GOAL OF THE EXERCISE:
From the entries below, gather every line containing the string "Office".

Stored items
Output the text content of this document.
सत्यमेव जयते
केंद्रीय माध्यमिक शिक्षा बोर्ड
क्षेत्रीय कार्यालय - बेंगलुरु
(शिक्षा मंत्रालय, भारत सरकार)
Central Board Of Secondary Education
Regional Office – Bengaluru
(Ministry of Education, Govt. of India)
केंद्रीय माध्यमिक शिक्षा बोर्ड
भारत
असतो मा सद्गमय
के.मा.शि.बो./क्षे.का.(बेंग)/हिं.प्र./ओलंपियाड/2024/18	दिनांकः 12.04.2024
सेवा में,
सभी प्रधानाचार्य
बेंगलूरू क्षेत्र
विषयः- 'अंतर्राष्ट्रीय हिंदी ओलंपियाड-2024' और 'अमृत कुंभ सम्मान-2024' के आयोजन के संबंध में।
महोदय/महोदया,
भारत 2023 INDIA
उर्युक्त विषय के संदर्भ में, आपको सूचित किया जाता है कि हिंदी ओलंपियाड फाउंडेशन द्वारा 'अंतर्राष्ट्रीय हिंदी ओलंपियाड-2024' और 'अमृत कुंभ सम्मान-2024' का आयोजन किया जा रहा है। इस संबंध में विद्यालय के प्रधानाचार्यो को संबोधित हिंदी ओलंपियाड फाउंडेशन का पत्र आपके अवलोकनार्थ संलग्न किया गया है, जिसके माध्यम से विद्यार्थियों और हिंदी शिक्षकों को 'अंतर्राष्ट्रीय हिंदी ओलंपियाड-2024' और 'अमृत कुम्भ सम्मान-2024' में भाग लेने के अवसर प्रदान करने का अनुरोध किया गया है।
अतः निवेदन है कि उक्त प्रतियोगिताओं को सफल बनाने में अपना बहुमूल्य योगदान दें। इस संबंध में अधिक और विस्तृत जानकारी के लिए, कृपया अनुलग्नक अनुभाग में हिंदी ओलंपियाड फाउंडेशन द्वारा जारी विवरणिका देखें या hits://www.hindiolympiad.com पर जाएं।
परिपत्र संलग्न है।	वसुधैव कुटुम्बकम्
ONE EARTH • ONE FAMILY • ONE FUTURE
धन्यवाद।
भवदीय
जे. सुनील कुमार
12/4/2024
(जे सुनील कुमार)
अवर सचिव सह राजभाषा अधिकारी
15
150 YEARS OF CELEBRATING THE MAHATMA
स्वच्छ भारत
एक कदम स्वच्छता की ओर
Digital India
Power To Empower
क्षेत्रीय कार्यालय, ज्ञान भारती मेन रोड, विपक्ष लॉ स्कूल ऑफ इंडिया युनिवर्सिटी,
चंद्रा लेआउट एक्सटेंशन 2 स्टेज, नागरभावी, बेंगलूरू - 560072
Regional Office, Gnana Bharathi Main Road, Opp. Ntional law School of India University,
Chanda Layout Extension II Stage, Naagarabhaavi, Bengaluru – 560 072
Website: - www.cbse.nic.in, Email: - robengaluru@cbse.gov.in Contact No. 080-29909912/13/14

OUTPUT FOR THIS TASK:
Regional Office – Bengaluru
Regional Office, Gnana Bharathi Main Road, Opp. Ntional law School of India University,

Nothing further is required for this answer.